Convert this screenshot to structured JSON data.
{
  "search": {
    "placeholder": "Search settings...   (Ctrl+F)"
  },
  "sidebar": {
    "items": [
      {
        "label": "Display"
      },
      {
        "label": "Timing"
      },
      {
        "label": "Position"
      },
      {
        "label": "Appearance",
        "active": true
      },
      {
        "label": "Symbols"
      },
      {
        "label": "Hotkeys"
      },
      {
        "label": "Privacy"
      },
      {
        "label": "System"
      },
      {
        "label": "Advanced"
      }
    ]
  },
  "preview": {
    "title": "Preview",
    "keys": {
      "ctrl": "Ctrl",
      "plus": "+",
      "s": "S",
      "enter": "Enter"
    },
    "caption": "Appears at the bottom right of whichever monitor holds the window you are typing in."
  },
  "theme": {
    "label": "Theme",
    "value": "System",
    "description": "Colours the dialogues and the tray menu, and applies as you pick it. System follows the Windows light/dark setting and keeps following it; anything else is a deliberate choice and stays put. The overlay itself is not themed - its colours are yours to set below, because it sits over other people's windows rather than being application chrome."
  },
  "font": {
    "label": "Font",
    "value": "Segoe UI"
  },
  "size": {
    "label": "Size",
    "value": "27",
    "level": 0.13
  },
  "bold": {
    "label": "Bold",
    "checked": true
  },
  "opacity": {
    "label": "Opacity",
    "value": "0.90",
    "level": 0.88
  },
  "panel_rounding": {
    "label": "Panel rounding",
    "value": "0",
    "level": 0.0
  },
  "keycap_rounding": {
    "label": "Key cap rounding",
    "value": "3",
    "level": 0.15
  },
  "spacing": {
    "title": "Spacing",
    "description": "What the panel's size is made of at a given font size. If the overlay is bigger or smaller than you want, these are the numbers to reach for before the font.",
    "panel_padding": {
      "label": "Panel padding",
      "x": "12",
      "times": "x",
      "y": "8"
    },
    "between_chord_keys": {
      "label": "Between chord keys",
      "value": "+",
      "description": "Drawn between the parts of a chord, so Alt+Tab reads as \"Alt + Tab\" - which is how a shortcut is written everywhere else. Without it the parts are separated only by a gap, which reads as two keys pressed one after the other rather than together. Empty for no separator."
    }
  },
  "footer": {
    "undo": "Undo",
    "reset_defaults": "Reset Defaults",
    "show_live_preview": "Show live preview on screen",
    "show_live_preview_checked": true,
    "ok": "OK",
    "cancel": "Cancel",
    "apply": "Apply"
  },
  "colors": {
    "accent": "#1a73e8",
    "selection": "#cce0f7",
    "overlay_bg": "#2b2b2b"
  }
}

-.-.-

_Aim of the task:_
Reproduce every record above exactly as it appears.

_Result of this task:_
Convert this screenshot to structured JSON data.
{
  "search": {
    "placeholder": "Search settings...   (Ctrl+F)"
  },
  "sidebar": {
    "items": [
      {
        "label": "Display"
      },
      {
        "label": "Timing"
      },
      {
        "label": "Position"
      },
      {
        "label": "Appearance",
        "active": true
      },
      {
        "label": "Symbols"
      },
      {
        "label": "Hotkeys"
      },
      {
        "label": "Privacy"
      },
      {
        "label": "System"
      },
      {
        "label": "Advanced"
      }
    ]
  },
  "preview": {
    "title": "Preview",
    "keys": {
      "ctrl": "Ctrl",
      "plus": "+",
      "s": "S",
      "enter": "Enter"
    },
    "caption": "Appears at the bottom right of whichever monitor holds the window you are typing in."
  },
  "theme": {
    "label": "Theme",
    "value": "System",
    "description": "Colours the dialogues and the tray menu, and applies as you pick it. System follows the Windows light/dark setting and keeps following it; anything else is a deliberate choice and stays put. The overlay itself is not themed - its colours are yours to set below, because it sits over other people's windows rather than being application chrome."
  },
  "font": {
    "label": "Font",
    "value": "Segoe UI"
  },
  "size": {
    "label": "Size",
    "value": "27",
    "level": 0.13
  },
  "bold": {
    "label": "Bold",
    "checked": true
  },
  "opacity": {
    "label": "Opacity",
    "value": "0.90",
    "level": 0.88
  },
  "panel_rounding": {
    "label": "Panel rounding",
    "value": "0",
    "level": 0.0
  },
  "keycap_rounding": {
    "label": "Key cap rounding",
    "value": "3",
    "level": 0.15
  },
  "spacing": {
    "title": "Spacing",
    "description": "What the panel's size is made of at a given font size. If the overlay is bigger or smaller than you want, these are the numbers to reach for before the font.",
    "panel_padding": {
      "label": "Panel padding",
      "x": "12",
      "times": "x",
      "y": "8"
    },
    "between_chord_keys": {
      "label": "Between chord keys",
      "value": "+",
      "description": "Drawn between the parts of a chord, so Alt+Tab reads as \"Alt + Tab\" - which is how a shortcut is written everywhere else. Without it the parts are separated only by a gap, which reads as two keys pressed one after the other rather than together. Empty for no separator."
    }
  },
  "footer": {
    "undo": "Undo",
    "reset_defaults": "Reset Defaults",
    "show_live_preview": "Show live preview on screen",
    "show_live_preview_checked": true,
    "ok": "OK",
    "cancel": "Cancel",
    "apply": "Apply"
  },
  "colors": {
    "accent": "#1a73e8",
    "selection": "#cce0f7",
    "overlay_bg": "#2b2b2b"
  }
}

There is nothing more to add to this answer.